» **PROBLEMS TO SOLVE**:
[1] In the New Bedford alternative energy passage, what share of global oil consumption do the world's fisheries account for?
[2] Write the next part of the New Bedford alternative energy passage, starting right after its last sentence.

» **SOURCE EXTRACT**:

┄┄┄┄┄┄

Mr. Sweeney, who was recently appointed to the mayor’s sustainability task force, is optimistic that alternative energy could bring economic rewards to New Bedford, but to attract more companies the city needs to improve its green image.
“New Bedford has got to be the leader in environmental issues to make people want to set up shop here,” he said.
He suggests the city install “lots of renewable energy” and push the use of biodiesel as an alternative fuel for the fishing fleet.
Commerical fishing fleets contribute to global warming by burning fossils such as marine diesel. The world’s fisheries account for about 1.2 percent of global oil consumption and emit 130 million tons of carbon dioxide into the atmosphere each year, according to a 2005 study published by the Royal Swedish Academy of Sciences. If ranked as a country, fisheries would share the Netherlands’ position as the 18th most oil consuming nation in the world.
Other items on Mr. Sweeney’s “green wish list” for the city include new building codes that promote energy efficiency as well as bylaws for zoning areas for wind turbines.
Clyde Barrow, executive director of UMass Dartmouth’s Center for Policy Analysis, doesn’t think New Bedford needs to get any greener to attract alternative energy companies, though, he says, it could provide an added incentive.
“One of the things governments can do with new industries is provide an initial market for that project,” Dr. Barrow said. “It becomes a way to nurture and incubate those firms.”
Examples include using wind to power wastewater treatment plants or solar to power schools and other municipal buildings, he said.
To woo Evergreen to Westborough, the state set a goal of increasing installed solar power from 2 megawatts to 250 megawatts within 10 years, according to state officials. It also brokered a partnership between Evergreen and NSTAR to market solar power to electricity customers.

┄┄┄┄┄┄

» **MATERIAL SHOWN**:
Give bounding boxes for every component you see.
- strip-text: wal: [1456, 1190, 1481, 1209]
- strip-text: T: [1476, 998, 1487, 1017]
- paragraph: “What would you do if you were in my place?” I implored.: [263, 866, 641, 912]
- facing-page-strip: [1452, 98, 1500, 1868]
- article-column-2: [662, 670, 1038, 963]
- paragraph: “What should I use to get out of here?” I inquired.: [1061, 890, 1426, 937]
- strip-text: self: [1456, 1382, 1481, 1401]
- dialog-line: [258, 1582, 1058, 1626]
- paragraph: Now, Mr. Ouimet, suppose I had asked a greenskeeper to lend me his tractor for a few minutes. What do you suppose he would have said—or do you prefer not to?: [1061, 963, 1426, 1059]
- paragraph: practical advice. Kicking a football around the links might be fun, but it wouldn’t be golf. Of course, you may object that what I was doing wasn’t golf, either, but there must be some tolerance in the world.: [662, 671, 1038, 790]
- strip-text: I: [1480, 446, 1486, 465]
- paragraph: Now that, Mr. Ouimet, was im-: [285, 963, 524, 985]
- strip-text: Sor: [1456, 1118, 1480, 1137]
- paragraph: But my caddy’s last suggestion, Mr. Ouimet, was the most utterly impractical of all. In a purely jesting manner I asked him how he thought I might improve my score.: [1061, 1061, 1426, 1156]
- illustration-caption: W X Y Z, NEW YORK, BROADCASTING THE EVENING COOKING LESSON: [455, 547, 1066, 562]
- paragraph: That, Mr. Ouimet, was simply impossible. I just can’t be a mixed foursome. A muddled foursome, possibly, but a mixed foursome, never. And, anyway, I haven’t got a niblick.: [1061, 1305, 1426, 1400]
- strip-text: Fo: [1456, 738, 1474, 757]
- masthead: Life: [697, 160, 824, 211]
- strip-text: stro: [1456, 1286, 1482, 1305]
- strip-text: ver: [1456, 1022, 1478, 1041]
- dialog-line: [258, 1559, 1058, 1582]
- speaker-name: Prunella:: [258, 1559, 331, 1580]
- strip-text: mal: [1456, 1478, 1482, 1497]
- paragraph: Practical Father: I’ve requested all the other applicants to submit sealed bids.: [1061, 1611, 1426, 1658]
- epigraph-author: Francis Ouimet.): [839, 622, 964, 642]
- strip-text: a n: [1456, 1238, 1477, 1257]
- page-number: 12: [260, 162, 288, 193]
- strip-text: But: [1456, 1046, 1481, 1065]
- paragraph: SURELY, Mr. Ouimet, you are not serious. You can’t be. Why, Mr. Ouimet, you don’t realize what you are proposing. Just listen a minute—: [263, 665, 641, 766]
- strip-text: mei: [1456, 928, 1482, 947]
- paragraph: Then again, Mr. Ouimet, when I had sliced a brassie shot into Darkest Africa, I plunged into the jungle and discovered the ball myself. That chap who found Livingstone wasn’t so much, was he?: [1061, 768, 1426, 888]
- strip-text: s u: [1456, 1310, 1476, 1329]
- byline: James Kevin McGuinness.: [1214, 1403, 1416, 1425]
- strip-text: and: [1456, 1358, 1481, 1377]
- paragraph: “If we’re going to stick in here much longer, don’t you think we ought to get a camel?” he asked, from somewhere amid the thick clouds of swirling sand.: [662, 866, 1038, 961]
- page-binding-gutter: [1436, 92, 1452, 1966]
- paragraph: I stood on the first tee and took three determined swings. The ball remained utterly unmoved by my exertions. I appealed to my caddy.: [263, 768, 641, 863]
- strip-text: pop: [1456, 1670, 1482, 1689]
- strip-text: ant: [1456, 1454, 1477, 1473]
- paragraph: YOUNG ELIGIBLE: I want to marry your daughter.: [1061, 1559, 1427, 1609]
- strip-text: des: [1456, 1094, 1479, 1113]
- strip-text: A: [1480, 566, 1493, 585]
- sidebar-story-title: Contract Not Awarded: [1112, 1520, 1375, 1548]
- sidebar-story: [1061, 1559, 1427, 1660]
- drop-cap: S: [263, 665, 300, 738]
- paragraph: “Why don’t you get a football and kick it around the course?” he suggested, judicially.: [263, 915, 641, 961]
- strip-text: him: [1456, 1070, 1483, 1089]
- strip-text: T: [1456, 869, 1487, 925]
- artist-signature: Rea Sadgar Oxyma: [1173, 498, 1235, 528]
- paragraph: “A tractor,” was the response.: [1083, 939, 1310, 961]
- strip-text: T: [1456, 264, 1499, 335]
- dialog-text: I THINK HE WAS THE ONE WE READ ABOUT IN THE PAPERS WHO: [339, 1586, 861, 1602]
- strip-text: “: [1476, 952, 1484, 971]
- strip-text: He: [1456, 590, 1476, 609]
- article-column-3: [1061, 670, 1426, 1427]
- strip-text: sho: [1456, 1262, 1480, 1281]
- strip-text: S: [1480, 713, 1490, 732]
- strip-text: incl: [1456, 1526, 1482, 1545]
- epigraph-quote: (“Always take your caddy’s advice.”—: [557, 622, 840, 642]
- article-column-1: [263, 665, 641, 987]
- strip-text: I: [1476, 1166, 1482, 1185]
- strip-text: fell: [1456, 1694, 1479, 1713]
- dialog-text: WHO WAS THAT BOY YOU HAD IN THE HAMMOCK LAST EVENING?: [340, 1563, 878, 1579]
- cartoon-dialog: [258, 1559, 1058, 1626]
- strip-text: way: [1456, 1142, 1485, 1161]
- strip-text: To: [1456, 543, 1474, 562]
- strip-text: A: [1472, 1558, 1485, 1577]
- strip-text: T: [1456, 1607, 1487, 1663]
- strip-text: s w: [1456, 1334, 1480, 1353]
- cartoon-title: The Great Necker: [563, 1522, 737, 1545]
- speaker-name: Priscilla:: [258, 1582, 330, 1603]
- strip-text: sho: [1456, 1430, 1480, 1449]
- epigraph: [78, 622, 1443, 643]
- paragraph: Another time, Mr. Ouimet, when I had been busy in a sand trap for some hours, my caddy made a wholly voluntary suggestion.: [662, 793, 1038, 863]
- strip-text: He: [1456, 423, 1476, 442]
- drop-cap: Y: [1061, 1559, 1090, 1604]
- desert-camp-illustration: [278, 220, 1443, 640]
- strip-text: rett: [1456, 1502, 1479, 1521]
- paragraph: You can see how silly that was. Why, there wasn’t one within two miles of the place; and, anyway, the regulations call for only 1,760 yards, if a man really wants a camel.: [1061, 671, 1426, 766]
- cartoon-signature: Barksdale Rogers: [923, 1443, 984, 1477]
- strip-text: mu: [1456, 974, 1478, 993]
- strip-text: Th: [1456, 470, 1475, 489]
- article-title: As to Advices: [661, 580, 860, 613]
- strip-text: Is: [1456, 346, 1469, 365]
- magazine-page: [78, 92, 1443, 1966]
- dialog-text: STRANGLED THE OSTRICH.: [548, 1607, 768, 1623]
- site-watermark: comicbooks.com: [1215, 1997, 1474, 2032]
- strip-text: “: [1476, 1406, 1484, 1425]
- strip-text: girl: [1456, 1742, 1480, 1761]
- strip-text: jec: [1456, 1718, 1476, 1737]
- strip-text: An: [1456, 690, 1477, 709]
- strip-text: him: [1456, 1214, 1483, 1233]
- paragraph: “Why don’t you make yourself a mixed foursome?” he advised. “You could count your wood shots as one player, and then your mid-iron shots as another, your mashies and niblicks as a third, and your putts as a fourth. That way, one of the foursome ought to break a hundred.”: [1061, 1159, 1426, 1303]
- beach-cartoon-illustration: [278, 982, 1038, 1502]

┄┄┄┄┄┄

» **RESPONSES TO THE TASKS**:
[1] About 1.2 percent.

[2]
Gestures such as that will help attract additional clean energy companies to Massachusetts, said Warren Leon, who directs the Renewable Energy Trust for the Massachusetts Technology Collaborative. “Companies go to states where they feel wanted,” Mr. Leon said. “I think clean energy companies feel wanted in Massachusetts.”
The trust, which is the financial arm of the collaborative, recently made a $300,000 loan to a small start-up company in Fall River. Ocean Renewable Power Company, which is setting up its headquarters at the UMass Dartmouth Advanced Technology and Manufacturing Center in Fall River, will build systems that generate electricity from ocean tidal energy, Mr. Leon said.
He says the company is a good example of the type of alternative energy businesses that will be attracted to Massachusetts. Bigger manufacturing facilities such as Evergreen Solar will be the exception.
“We are seeing a large number of small start-up companies,” he said. “We hope that some of these companies will grow and prosper and that ultimately there will be a large number of jobs.”
Whether those jobs will come to New Bedford is difficult to predict.
“We could extol the virtues of various parts of the state, but ultimately companies have to decide based on their business interests,” he said.
Mr. Morrissey, who heads up the New Bedford Economic Development Council, says New Bedford is well positioned to become a center for alternative energy, but the city isn’t banking on the sector as its only economic driver.
He sees alternative energy as “a spoke on the wheel” along with life sciences, healthcare, biotechnology and marine science.
“New Bedford’s economy must be diversified to sustain the ups and owns,” he said. “In the past, the city was too dependent on one industry. We have to diversify.”
It remains to be seen if New Bedford’s alternative energy sector will grow large enough to light the world again—or at least, SouthCoast.